> **DIRECTION**: Below is some material; set it all down exactly, apart from the pictures.

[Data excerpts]

* * * *

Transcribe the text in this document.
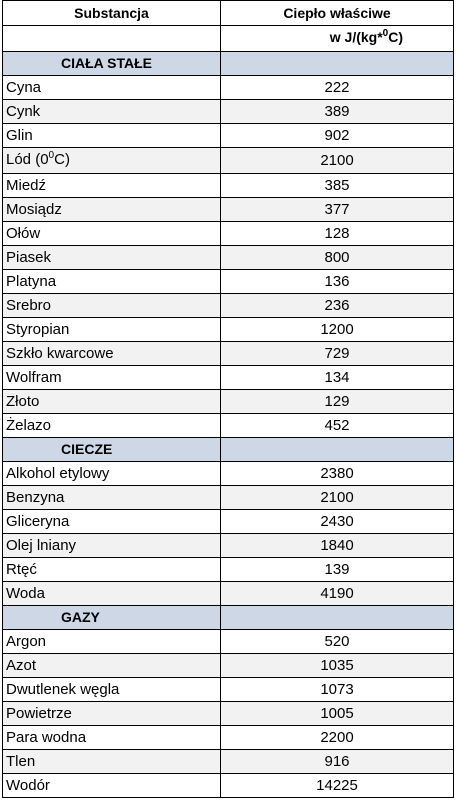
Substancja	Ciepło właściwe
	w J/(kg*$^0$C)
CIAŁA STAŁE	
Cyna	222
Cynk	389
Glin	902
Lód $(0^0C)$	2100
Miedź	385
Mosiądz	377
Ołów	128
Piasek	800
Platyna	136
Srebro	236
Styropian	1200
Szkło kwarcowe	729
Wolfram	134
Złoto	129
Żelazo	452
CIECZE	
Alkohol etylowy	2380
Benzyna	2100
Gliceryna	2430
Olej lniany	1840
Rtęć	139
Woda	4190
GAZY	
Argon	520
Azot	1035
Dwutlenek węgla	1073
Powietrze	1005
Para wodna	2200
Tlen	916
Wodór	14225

* * * *

> **EXERCISE ANSWER**:
Transcribe the text in this document.
Substancja	Ciepło właściwe
	w J/(kg*$^0$C)
CIAŁA STAŁE	
Cyna	222
Cynk	389
Glin	902
Lód $(0^0C)$	2100
Miedź	385
Mosiądz	377
Ołów	128
Piasek	800
Platyna	136
Srebro	236
Styropian	1200
Szkło kwarcowe	729
Wolfram	134
Złoto	129
Żelazo	452
CIECZE	
Alkohol etylowy	2380
Benzyna	2100
Gliceryna	2430
Olej lniany	1840
Rtęć	139
Woda	4190
GAZY	
Argon	520
Azot	1035
Dwutlenek węgla	1073
Powietrze	1005
Para wodna	2200
Tlen	916
Wodór	14225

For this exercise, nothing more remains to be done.